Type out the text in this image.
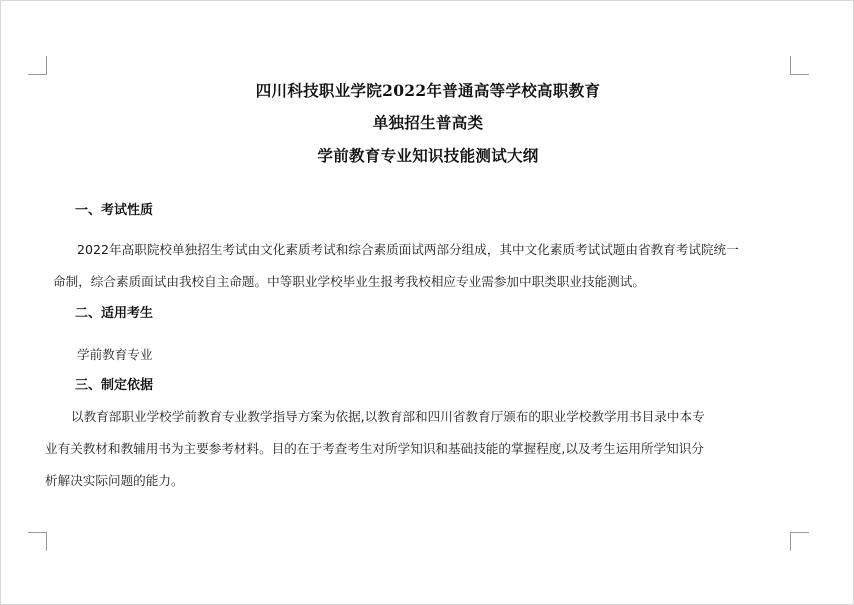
四川科技职业学院2022年普通高等学校高职教育
单独招生普高类
学前教育专业知识技能测试大纲
一、考试性质
2022年高职院校单独招生考试由文化素质考试和综合素质面试两部分组成，其中文化素质考试试题由省教育考试院统一
命制，综合素质面试由我校自主命题。中等职业学校毕业生报考我校相应专业需参加中职类职业技能测试。
二、适用考生
学前教育专业
三、制定依据
以教育部职业学校学前教育专业教学指导方案为依据,以教育部和四川省教育厅颁布的职业学校教学用书目录中本专
业有关教材和教辅用书为主要参考材料。目的在于考查考生对所学知识和基础技能的掌握程度,以及考生运用所学知识分
析解决实际问题的能力。
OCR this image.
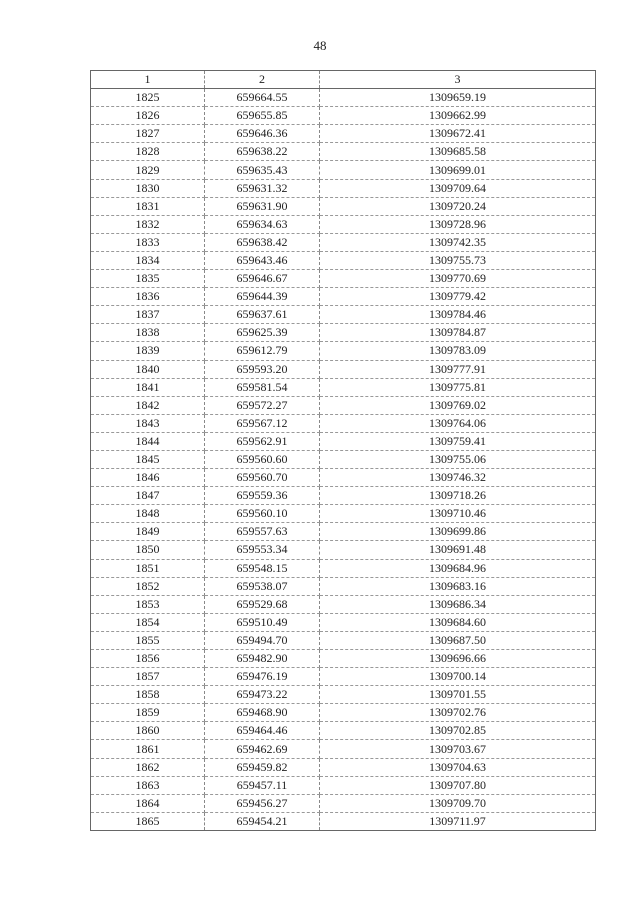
48
1	2	3
1825	659664.55	1309659.19
1826	659655.85	1309662.99
1827	659646.36	1309672.41
1828	659638.22	1309685.58
1829	659635.43	1309699.01
1830	659631.32	1309709.64
1831	659631.90	1309720.24
1832	659634.63	1309728.96
1833	659638.42	1309742.35
1834	659643.46	1309755.73
1835	659646.67	1309770.69
1836	659644.39	1309779.42
1837	659637.61	1309784.46
1838	659625.39	1309784.87
1839	659612.79	1309783.09
1840	659593.20	1309777.91
1841	659581.54	1309775.81
1842	659572.27	1309769.02
1843	659567.12	1309764.06
1844	659562.91	1309759.41
1845	659560.60	1309755.06
1846	659560.70	1309746.32
1847	659559.36	1309718.26
1848	659560.10	1309710.46
1849	659557.63	1309699.86
1850	659553.34	1309691.48
1851	659548.15	1309684.96
1852	659538.07	1309683.16
1853	659529.68	1309686.34
1854	659510.49	1309684.60
1855	659494.70	1309687.50
1856	659482.90	1309696.66
1857	659476.19	1309700.14
1858	659473.22	1309701.55
1859	659468.90	1309702.76
1860	659464.46	1309702.85
1861	659462.69	1309703.67
1862	659459.82	1309704.63
1863	659457.11	1309707.80
1864	659456.27	1309709.70
1865	659454.21	1309711.97
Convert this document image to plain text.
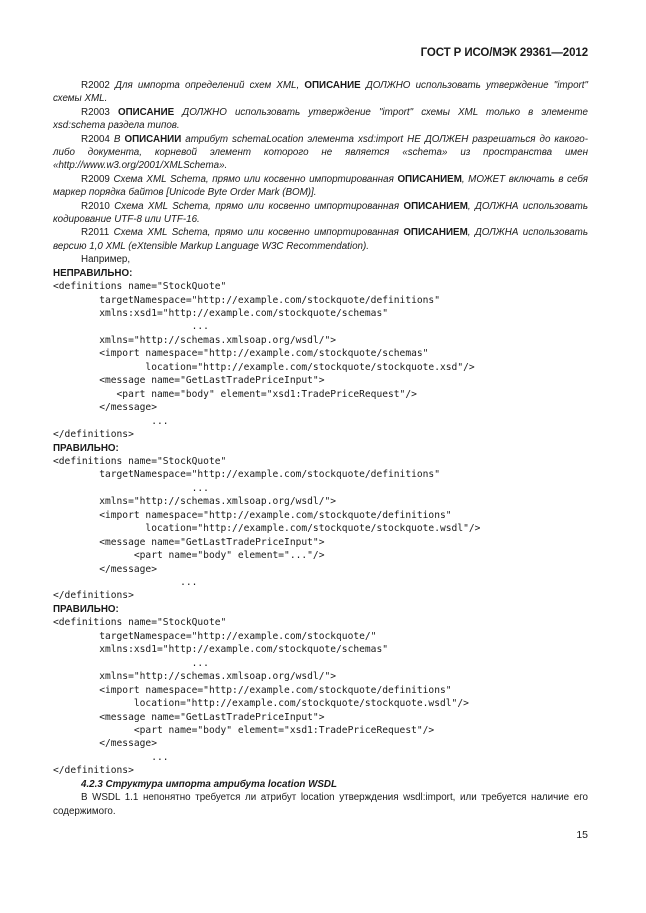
ГОСТ Р ИСО/МЭК 29361—2012

R2002 Для импорта определений схем XML, ОПИСАНИЕ ДОЛЖНО использовать утверждение "import" схемы XML.

R2003 ОПИСАНИЕ ДОЛЖНО использовать утверждение "import" схемы XML только в элементе xsd:schema раздела типов.

R2004 В ОПИСАНИИ атрибут schemaLocation элемента xsd:import НЕ ДОЛЖЕН разрешаться до какого-либо документа, корневой элемент которого не является «schema» из пространства имен «http://www.w3.org/2001/XMLSchema».

R2009 Схема XML Schema, прямо или косвенно импортированная ОПИСАНИЕМ, МОЖЕТ включать в себя маркер порядка байтов [Unicode Byte Order Mark (BOM)].

R2010 Схема XML Schema, прямо или косвенно импортированная ОПИСАНИЕМ, ДОЛЖНА использовать кодирование UTF-8 или UTF-16.

R2011 Схема XML Schema, прямо или косвенно импортированная ОПИСАНИЕМ, ДОЛЖНА использовать версию 1,0 XML (eXtensible Markup Language W3C Recommendation).

Например,

НЕПРАВИЛЬНО:

<definitions name="StockQuote"
targetNamespace="http://example.com/stockquote/definitions"
xmlns:xsd1="http://example.com/stockquote/schemas"
...
xmlns="http://schemas.xmlsoap.org/wsdl/">
<import namespace="http://example.com/stockquote/schemas"
location="http://example.com/stockquote/stockquote.xsd"/>
<message name="GetLastTradePriceInput">
<part name="body" element="xsd1:TradePriceRequest"/>
</message>
...
</definitions>

ПРАВИЛЬНО:

<definitions name="StockQuote"
targetNamespace="http://example.com/stockquote/definitions"
...
xmlns="http://schemas.xmlsoap.org/wsdl/">
<import namespace="http://example.com/stockquote/definitions"
location="http://example.com/stockquote/stockquote.wsdl"/>
<message name="GetLastTradePriceInput">
<part name="body" element="..."/>
</message>
...
</definitions>

ПРАВИЛЬНО:

<definitions name="StockQuote"
targetNamespace="http://example.com/stockquote/"
xmlns:xsd1="http://example.com/stockquote/schemas"
...
xmlns="http://schemas.xmlsoap.org/wsdl/">
<import namespace="http://example.com/stockquote/definitions"
location="http://example.com/stockquote/stockquote.wsdl"/>
<message name="GetLastTradePriceInput">
<part name="body" element="xsd1:TradePriceRequest"/>
</message>
...
</definitions>

4.2.3 Структура импорта атрибута location WSDL

В WSDL 1.1 непонятно требуется ли атрибут location утверждения wsdl:import, или требуется наличие его содержимого.

15
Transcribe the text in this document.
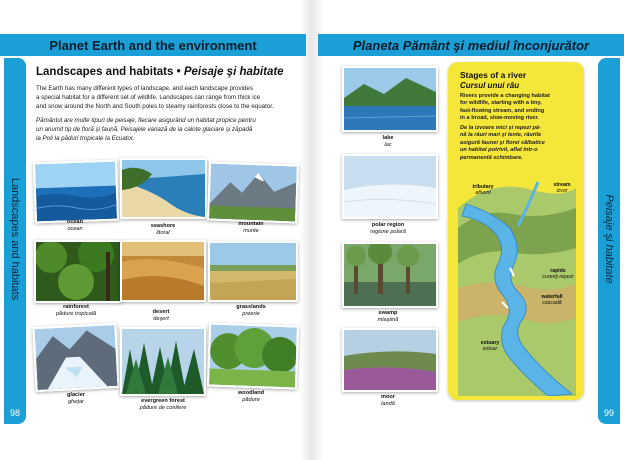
Planet Earth and the environment	Planeta Pământ şi mediul înconjurător
Landscapes and habitats	Peisaje şi habitate
98	99
Landscapes and habitats • Peisaje şi habitate
The Earth has many different types of landscape, and each landscape provides
a special habitat for a different set of wildlife. Landscapes can range from thick ice
and snow around the North and South poles to steamy rainforests close to the equator.
Pământul are multe tipuri de peisaje, fiecare asigurând un habitat propice pentru
un anumit tip de floră şi faună. Peisajele variază de la calote glaciare şi zăpadă
la Poli la păduri tropicale la Ecuator.
ocean
ocean	seashore
litoral
mountain
munte
rainforest
pădure tropicală	desert
deşert
grasslands
preerie
glacier
gheţar	evergreen forest
pădure de conifere
woodland
pădure
lake
lac
polar region
regiune polară
swamp
mlaştină
moor
landă
Stages of a river
Cursul unui râu
Rivers provide a changing habitat
for wildlife, starting with a tiny,
fast-flowing stream, and ending
in a broad, slow-moving river.
De la izvoare mici şi repezi pâ-
nă la râuri mari şi lente, râurile
asigură faunei şi florei sălbatice
un habitat potrivit, aflat într-o
permanentă schimbare.
tributary
afluent
stream
izvor
rapids
curenţi repezi
waterfall
cascadă
estuary
estuar
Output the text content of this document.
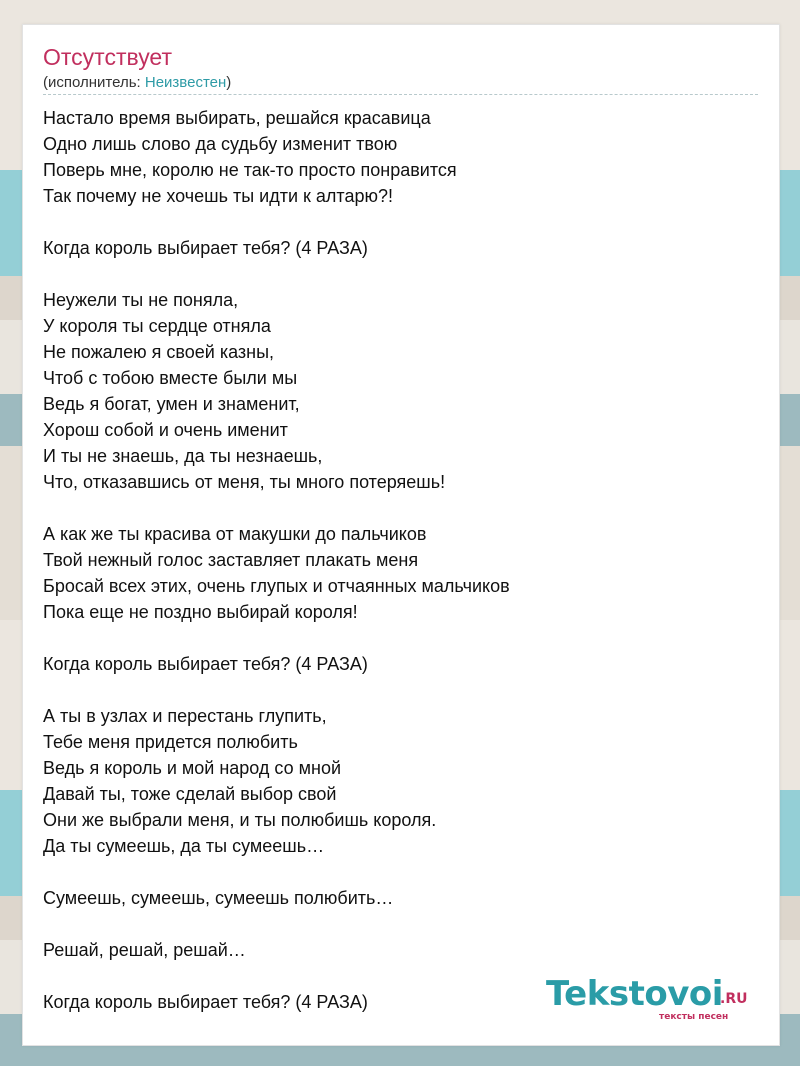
Отсутствует
(исполнитель: Неизвестен)
Настало время выбирать, решайся красавица
Одно лишь слово да судьбу изменит твою
Поверь мне, королю не так-то просто понравится
Так почему не хочешь ты идти к алтарю?!
Когда король выбирает тебя? (4 РАЗА)
Неужели ты не поняла,
У короля ты сердце отняла
Не пожалею я своей казны,
Чтоб с тобою вместе были мы
Ведь я богат, умен и знаменит,
Хорош собой и очень именит
И ты не знаешь, да ты незнаешь,
Что, отказавшись от меня, ты много потеряешь!
А как же ты красива от макушки до пальчиков
Твой нежный голос заставляет плакать меня
Бросай всех этих, очень глупых и отчаянных мальчиков
Пока еще не поздно выбирай короля!
Когда король выбирает тебя? (4 РАЗА)
А ты в узлах и перестань глупить,
Тебе меня придется полюбить
Ведь я король и мой народ со мной
Давай ты, тоже сделай выбор свой
Они же выбрали меня, и ты полюбишь короля.
Да ты сумеешь, да ты сумеешь…
Сумеешь, сумеешь, сумеешь полюбить…
Решай, решай, решай…
Когда король выбирает тебя? (4 РАЗА)	Tekstovoi
.RU
тексты песен
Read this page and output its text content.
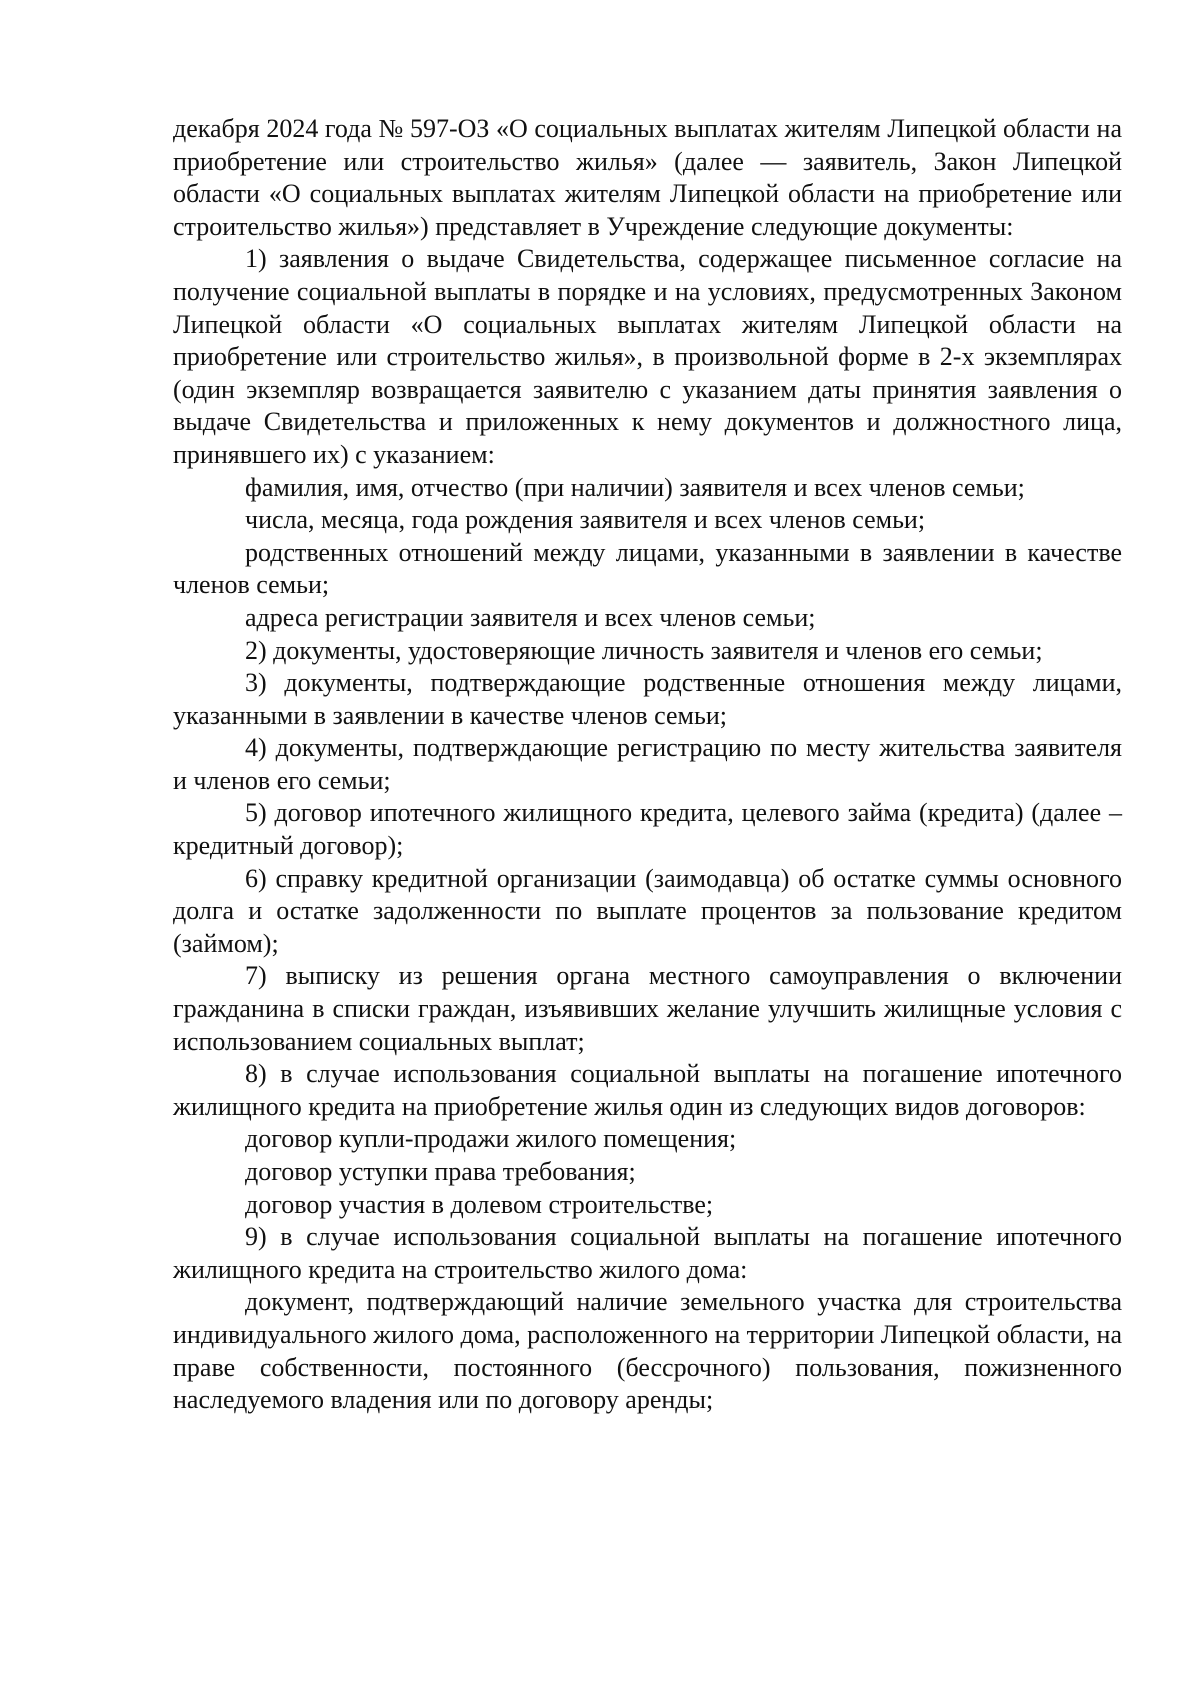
декабря 2024 года № 597-ОЗ «О социальных выплатах жителям Липецкой области на приобретение или строительство жилья» (далее — заявитель, Закон Липецкой области «О социальных выплатах жителям Липецкой области на приобретение или строительство жилья») представляет в Учреждение следующие документы:

1) заявления о выдаче Свидетельства, содержащее письменное согласие на получение социальной выплаты в порядке и на условиях, предусмотренных Законом Липецкой области «О социальных выплатах жителям Липецкой области на приобретение или строительство жилья», в произвольной форме в 2-х экземплярах (один экземпляр возвращается заявителю с указанием даты принятия заявления о выдаче Свидетельства и приложенных к нему документов и должностного лица, принявшего их) с указанием:

фамилия, имя, отчество (при наличии) заявителя и всех членов семьи;

числа, месяца, года рождения заявителя и всех членов семьи;

родственных отношений между лицами, указанными в заявлении в качестве членов семьи;

адреса регистрации заявителя и всех членов семьи;

2) документы, удостоверяющие личность заявителя и членов его семьи;

3) документы, подтверждающие родственные отношения между лицами, указанными в заявлении в качестве членов семьи;

4) документы, подтверждающие регистрацию по месту жительства заявителя и членов его семьи;

5) договор ипотечного жилищного кредита, целевого займа (кредита) (далее – кредитный договор);

6) справку кредитной организации (заимодавца) об остатке суммы основного долга и остатке задолженности по выплате процентов за пользование кредитом (займом);

7) выписку из решения органа местного самоуправления о включении гражданина в списки граждан, изъявивших желание улучшить жилищные условия с использованием социальных выплат;

8) в случае использования социальной выплаты на погашение ипотечного жилищного кредита на приобретение жилья один из следующих видов договоров:

договор купли-продажи жилого помещения;

договор уступки права требования;

договор участия в долевом строительстве;

9) в случае использования социальной выплаты на погашение ипотечного жилищного кредита на строительство жилого дома:

документ, подтверждающий наличие земельного участка для строительства индивидуального жилого дома, расположенного на территории Липецкой области, на праве собственности, постоянного (бессрочного) пользования, пожизненного наследуемого владения или по договору аренды;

==============================

◆ Direction: Give the number of lines in the entries that hold the word "меня", and nothing else.

◆ Written solution: 4